● **Dataset entries on figures**
** Start **
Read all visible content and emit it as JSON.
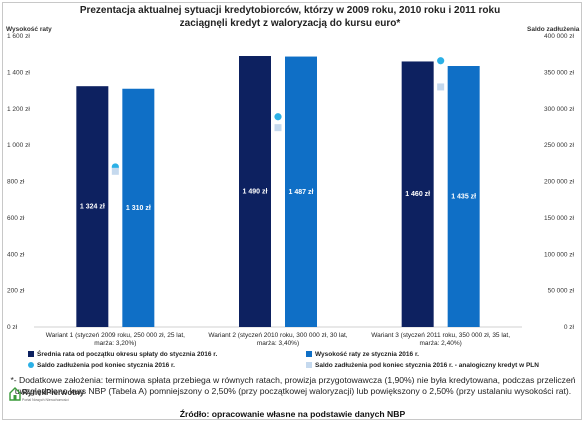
{
  "chart_data": {
    "type": "bar",
    "title": "Prezentacja aktualnej sytuacji kredytobiorców, którzy w 2009 roku, 2010 roku i 2011 roku zaciągnęli kredyt z waloryzacją do kursu euro*",
    "ylabel": "Wysokość raty",
    "y2label": "Saldo zadłużenia",
    "ylim": [
      0,
      1600
    ],
    "y2lim": [
      0,
      400000
    ],
    "yticks": [
      "0 zł",
      "200 zł",
      "400 zł",
      "600 zł",
      "800 zł",
      "1 000 zł",
      "1 200 zł",
      "1 400 zł",
      "1 600 zł"
    ],
    "y2ticks": [
      "0 zł",
      "50 000 zł",
      "100 000 zł",
      "150 000 zł",
      "200 000 zł",
      "250 000 zł",
      "300 000 zł",
      "350 000 zł",
      "400 000 zł"
    ],
    "categories": [
      "Wariant 1 (styczeń 2009 roku, 250 000 zł, 25 lat, marża: 3,20%)",
      "Wariant 2 (styczeń 2010 roku, 300 000 zł, 30 lat, marża: 3,40%)",
      "Wariant 3 (styczeń 2011 roku, 350 000 zł, 35 lat, marża: 2,40%)"
    ],
    "category_lines": [
      [
        "Wariant 1 (styczeń 2009 roku, 250 000 zł, 25 lat,",
        "marża: 3,20%)"
      ],
      [
        "Wariant 2 (styczeń 2010 roku, 300 000 zł, 30 lat,",
        "marża: 3,40%)"
      ],
      [
        "Wariant 3 (styczeń 2011 roku, 350 000 zł, 35 lat,",
        "marża: 2,40%)"
      ]
    ],
    "series": [
      {
        "name": "Średnia rata od początku okresu spłaty do stycznia 2016 r.",
        "axis": "left",
        "kind": "bar",
        "color": "#0d2160",
        "values": [
          1324,
          1490,
          1460
        ],
        "labels": [
          "1 324 zł",
          "1 490 zł",
          "1 460 zł"
        ]
      },
      {
        "name": "Wysokość raty ze stycznia 2016 r.",
        "axis": "left",
        "kind": "bar",
        "color": "#0f6fc6",
        "values": [
          1310,
          1487,
          1435
        ],
        "labels": [
          "1 310 zł",
          "1 487 zł",
          "1 435 zł"
        ]
      },
      {
        "name": "Saldo zadłużenia pod koniec stycznia 2016 r.",
        "axis": "right",
        "kind": "marker-circle",
        "color": "#2bb0e6",
        "values": [
          220000,
          289000,
          366000
        ]
      },
      {
        "name": "Saldo zadłużenia pod koniec stycznia 2016 r. - analogiczny kredyt w PLN",
        "axis": "right",
        "kind": "marker-square",
        "color": "#c5d9ee",
        "values": [
          214000,
          274000,
          330000
        ]
      }
    ],
    "legend_position": "bottom",
    "grid": false
  },
  "footnote": "*- Dodatkowe założenia: terminowa spłata przebiega w równych ratach, prowizja przygotowawcza (1,90%) nie była kredytowana, podczas przeliczeń uwzględniono kurs NBP (Tabela A) pomniejszony o 2,50% (przy początkowej waloryzacji) lub powiększony o 2,50% (przy ustalaniu wysokości rat).",
  "source": "Źródło: opracowanie własne na podstawie danych NBP",
  "logo": {
    "name": "RynekPierwotny",
    "tagline": "Portal Nowych Nieruchomości"
  }
}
** End **
● **Task details**
Pictures are excluded; output everything else in the data verbatim.

● **The result**
Read all visible content and emit it as JSON.
{
  "chart_data": {
    "type": "bar",
    "title": "Prezentacja aktualnej sytuacji kredytobiorców, którzy w 2009 roku, 2010 roku i 2011 roku zaciągnęli kredyt z waloryzacją do kursu euro*",
    "ylabel": "Wysokość raty",
    "y2label": "Saldo zadłużenia",
    "ylim": [
      0,
      1600
    ],
    "y2lim": [
      0,
      400000
    ],
    "yticks": [
      "0 zł",
      "200 zł",
      "400 zł",
      "600 zł",
      "800 zł",
      "1 000 zł",
      "1 200 zł",
      "1 400 zł",
      "1 600 zł"
    ],
    "y2ticks": [
      "0 zł",
      "50 000 zł",
      "100 000 zł",
      "150 000 zł",
      "200 000 zł",
      "250 000 zł",
      "300 000 zł",
      "350 000 zł",
      "400 000 zł"
    ],
    "categories": [
      "Wariant 1 (styczeń 2009 roku, 250 000 zł, 25 lat, marża: 3,20%)",
      "Wariant 2 (styczeń 2010 roku, 300 000 zł, 30 lat, marża: 3,40%)",
      "Wariant 3 (styczeń 2011 roku, 350 000 zł, 35 lat, marża: 2,40%)"
    ],
    "category_lines": [
      [
        "Wariant 1 (styczeń 2009 roku, 250 000 zł, 25 lat,",
        "marża: 3,20%)"
      ],
      [
        "Wariant 2 (styczeń 2010 roku, 300 000 zł, 30 lat,",
        "marża: 3,40%)"
      ],
      [
        "Wariant 3 (styczeń 2011 roku, 350 000 zł, 35 lat,",
        "marża: 2,40%)"
      ]
    ],
    "series": [
      {
        "name": "Średnia rata od początku okresu spłaty do stycznia 2016 r.",
        "axis": "left",
        "kind": "bar",
        "color": "#0d2160",
        "values": [
          1324,
          1490,
          1460
        ],
        "labels": [
          "1 324 zł",
          "1 490 zł",
          "1 460 zł"
        ]
      },
      {
        "name": "Wysokość raty ze stycznia 2016 r.",
        "axis": "left",
        "kind": "bar",
        "color": "#0f6fc6",
        "values": [
          1310,
          1487,
          1435
        ],
        "labels": [
          "1 310 zł",
          "1 487 zł",
          "1 435 zł"
        ]
      },
      {
        "name": "Saldo zadłużenia pod koniec stycznia 2016 r.",
        "axis": "right",
        "kind": "marker-circle",
        "color": "#2bb0e6",
        "values": [
          220000,
          289000,
          366000
        ]
      },
      {
        "name": "Saldo zadłużenia pod koniec stycznia 2016 r. - analogiczny kredyt w PLN",
        "axis": "right",
        "kind": "marker-square",
        "color": "#c5d9ee",
        "values": [
          214000,
          274000,
          330000
        ]
      }
    ],
    "legend_position": "bottom",
    "grid": false
  },
  "footnote": "*- Dodatkowe założenia: terminowa spłata przebiega w równych ratach, prowizja przygotowawcza (1,90%) nie była kredytowana, podczas przeliczeń uwzględniono kurs NBP (Tabela A) pomniejszony o 2,50% (przy początkowej waloryzacji) lub powiększony o 2,50% (przy ustalaniu wysokości rat).",
  "source": "Źródło: opracowanie własne na podstawie danych NBP",
  "logo": {
    "name": "RynekPierwotny",
    "tagline": "Portal Nowych Nieruchomości"
  }
}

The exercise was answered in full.